• [EXERCISE DETAILS]:
Repeat each of the entries below word for word, without changing anything.

• [SOURCE MATERIAL]:
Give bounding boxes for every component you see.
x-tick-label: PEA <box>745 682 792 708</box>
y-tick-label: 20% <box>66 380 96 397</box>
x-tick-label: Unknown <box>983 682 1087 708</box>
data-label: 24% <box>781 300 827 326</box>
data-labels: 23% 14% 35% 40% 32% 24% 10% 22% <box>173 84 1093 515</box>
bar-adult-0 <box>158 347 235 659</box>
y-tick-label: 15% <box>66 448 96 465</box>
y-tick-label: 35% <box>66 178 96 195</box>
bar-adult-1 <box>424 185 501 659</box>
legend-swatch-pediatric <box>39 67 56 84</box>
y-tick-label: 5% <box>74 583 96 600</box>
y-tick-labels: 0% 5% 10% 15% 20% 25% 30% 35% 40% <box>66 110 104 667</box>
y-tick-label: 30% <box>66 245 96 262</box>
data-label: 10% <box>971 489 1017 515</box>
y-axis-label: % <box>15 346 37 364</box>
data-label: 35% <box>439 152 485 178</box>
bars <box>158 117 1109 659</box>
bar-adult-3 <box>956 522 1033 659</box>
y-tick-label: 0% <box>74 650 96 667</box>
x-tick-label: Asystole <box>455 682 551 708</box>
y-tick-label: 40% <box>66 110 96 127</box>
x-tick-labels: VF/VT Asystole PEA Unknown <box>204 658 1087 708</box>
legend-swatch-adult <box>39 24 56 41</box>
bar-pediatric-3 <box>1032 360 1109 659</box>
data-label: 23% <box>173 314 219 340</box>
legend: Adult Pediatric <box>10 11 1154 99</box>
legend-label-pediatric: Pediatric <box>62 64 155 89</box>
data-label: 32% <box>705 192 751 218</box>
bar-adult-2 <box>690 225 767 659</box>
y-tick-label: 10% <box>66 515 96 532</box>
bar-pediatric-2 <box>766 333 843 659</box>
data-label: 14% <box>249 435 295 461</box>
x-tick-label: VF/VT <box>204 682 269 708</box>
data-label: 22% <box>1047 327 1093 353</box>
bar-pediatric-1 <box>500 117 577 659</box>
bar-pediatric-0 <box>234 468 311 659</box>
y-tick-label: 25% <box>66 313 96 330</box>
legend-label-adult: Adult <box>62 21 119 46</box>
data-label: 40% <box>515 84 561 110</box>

• [EXERCISE OUTPUT]:
Give bounding boxes for every component you see.
x-tick-label: PEA <box>745 682 792 708</box>
y-tick-label: 20% <box>66 380 96 397</box>
x-tick-label: Unknown <box>983 682 1087 708</box>
data-label: 24% <box>781 300 827 326</box>
data-labels: 23% 14% 35% 40% 32% 24% 10% 22% <box>173 84 1093 515</box>
bar-adult-0 <box>158 347 235 659</box>
y-tick-label: 15% <box>66 448 96 465</box>
y-tick-label: 35% <box>66 178 96 195</box>
bar-adult-1 <box>424 185 501 659</box>
legend-swatch-pediatric <box>39 67 56 84</box>
y-tick-label: 5% <box>74 583 96 600</box>
y-tick-labels: 0% 5% 10% 15% 20% 25% 30% 35% 40% <box>66 110 104 667</box>
y-tick-label: 30% <box>66 245 96 262</box>
data-label: 10% <box>971 489 1017 515</box>
y-axis-label: % <box>15 346 37 364</box>
data-label: 35% <box>439 152 485 178</box>
bars <box>158 117 1109 659</box>
bar-adult-3 <box>956 522 1033 659</box>
y-tick-label: 0% <box>74 650 96 667</box>
x-tick-label: Asystole <box>455 682 551 708</box>
y-tick-label: 40% <box>66 110 96 127</box>
x-tick-labels: VF/VT Asystole PEA Unknown <box>204 658 1087 708</box>
legend-swatch-adult <box>39 24 56 41</box>
bar-pediatric-3 <box>1032 360 1109 659</box>
data-label: 23% <box>173 314 219 340</box>
legend: Adult Pediatric <box>10 11 1154 99</box>
legend-label-pediatric: Pediatric <box>62 64 155 89</box>
data-label: 32% <box>705 192 751 218</box>
bar-adult-2 <box>690 225 767 659</box>
y-tick-label: 10% <box>66 515 96 532</box>
bar-pediatric-2 <box>766 333 843 659</box>
data-label: 14% <box>249 435 295 461</box>
x-tick-label: VF/VT <box>204 682 269 708</box>
data-label: 22% <box>1047 327 1093 353</box>
bar-pediatric-1 <box>500 117 577 659</box>
bar-pediatric-0 <box>234 468 311 659</box>
y-tick-label: 25% <box>66 313 96 330</box>
legend-label-adult: Adult <box>62 21 119 46</box>
data-label: 40% <box>515 84 561 110</box>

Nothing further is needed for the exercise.